→ **GOAL**: Transcribe all the records exactly and omit any images they hold.

→ **RECORDS FOR THE TASK**:

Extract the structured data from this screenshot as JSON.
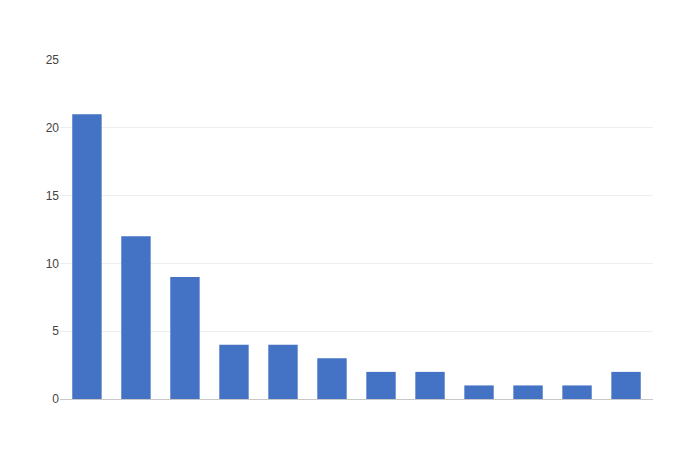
{
  "chart_data": {
    "type": "bar",
    "categories": [
      null,
      null,
      null,
      null,
      null,
      null,
      null,
      null,
      null,
      null,
      null,
      null
    ],
    "values": [
      21,
      12,
      9,
      4,
      4,
      3,
      2,
      2,
      1,
      1,
      1,
      2
    ],
    "color": "#4472C4",
    "ylim": [
      0,
      25
    ],
    "yticks": [
      0,
      5,
      10,
      15,
      20,
      25
    ],
    "grid": true,
    "tick_labels": "y"
  }
}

→ **CORRECT RESULT**:
Extract the structured data from this screenshot as JSON.
{
  "chart_data": {
    "type": "bar",
    "categories": [
      null,
      null,
      null,
      null,
      null,
      null,
      null,
      null,
      null,
      null,
      null,
      null
    ],
    "values": [
      21,
      12,
      9,
      4,
      4,
      3,
      2,
      2,
      1,
      1,
      1,
      2
    ],
    "color": "#4472C4",
    "ylim": [
      0,
      25
    ],
    "yticks": [
      0,
      5,
      10,
      15,
      20,
      25
    ],
    "grid": true,
    "tick_labels": "y"
  }
}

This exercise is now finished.